LISTING —
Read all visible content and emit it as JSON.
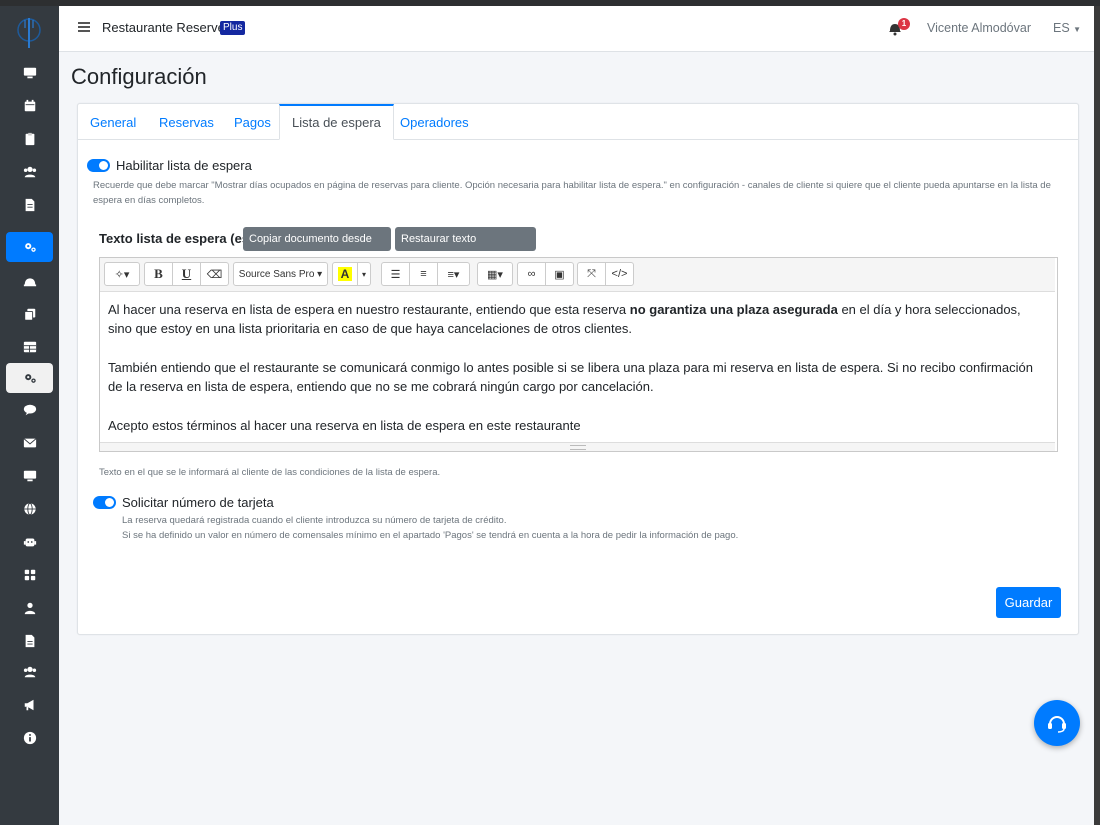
{
  "navbar": {
    "brand": "Restaurante Reserver",
    "brand_badge": "Plus",
    "notification_count": "1",
    "user_name": "Vicente Almodóvar",
    "language": "ES"
  },
  "sidebar": {
    "icons": [
      "monitor-icon",
      "calendar-icon",
      "clipboard-icon",
      "users-icon",
      "file-icon",
      "cogs-icon",
      "bell-icon",
      "copy-icon",
      "table-icon",
      "cogs-icon",
      "comment-icon",
      "envelope-icon",
      "desktop-icon",
      "globe-icon",
      "robot-icon",
      "grid-icon",
      "user-icon",
      "document-icon",
      "group-icon",
      "megaphone-icon",
      "info-icon"
    ],
    "active_index": 5,
    "highlight_index": 9
  },
  "page": {
    "title": "Configuración"
  },
  "tabs": [
    {
      "label": "General"
    },
    {
      "label": "Reservas"
    },
    {
      "label": "Pagos"
    },
    {
      "label": "Lista de espera"
    },
    {
      "label": "Operadores"
    }
  ],
  "waitlist": {
    "enable_label": "Habilitar lista de espera",
    "enable_help_1": "Recuerde que debe marcar \"Mostrar días ocupados en página de reservas para cliente. Opción necesaria para habilitar lista de espera.\" en configuración - canales de cliente si quiere que el cliente pueda apuntarse en la lista de",
    "enable_help_2": "espera en días completos.",
    "text_label": "Texto lista de espera (es)",
    "copy_button": "Copiar documento desde EN",
    "restore_button": "Restaurar texto predefinido",
    "editor": {
      "font_name": "Source Sans Pro",
      "p1_before": "Al hacer una reserva en lista de espera en nuestro restaurante, entiendo que esta reserva ",
      "p1_bold": "no garantiza una plaza asegurada",
      "p1_after": " en el día y hora seleccionados, sino que estoy en una lista prioritaria en caso de que haya cancelaciones de otros clientes.",
      "p2": "También entiendo que el restaurante se comunicará conmigo lo antes posible si se libera una plaza para mi reserva en lista de espera. Si no recibo confirmación de la reserva en lista de espera, entiendo que no se me cobrará ningún cargo por cancelación.",
      "p3": "Acepto estos términos al hacer una reserva en lista de espera en este restaurante"
    },
    "text_help": "Texto en el que se le informará al cliente de las condiciones de la lista de espera.",
    "card_label": "Solicitar número de tarjeta",
    "card_help_1": "La reserva quedará registrada cuando el cliente introduzca su número de tarjeta de crédito.",
    "card_help_2": "Si se ha definido un valor en número de comensales mínimo en el apartado 'Pagos' se tendrá en cuenta a la hora de pedir la información de pago.",
    "enable_waitlist": true,
    "request_card": true
  },
  "actions": {
    "save": "Guardar"
  },
  "colors": {
    "primary": "#007bff",
    "sidebar": "#343a40",
    "badge": "#1428a0"
  }
}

PROMPT —
Read the entries above, then pull out the lines that include "días".

FULL OUTPUT —
    "enable_help_1": "Recuerde que debe marcar \"Mostrar días ocupados en página de reservas para cliente. Opción necesaria para habilitar lista de espera.\" en configuración - canales de cliente si quiere que el cliente pueda apuntarse en la lista de",
    "enable_help_2": "espera en días completos.",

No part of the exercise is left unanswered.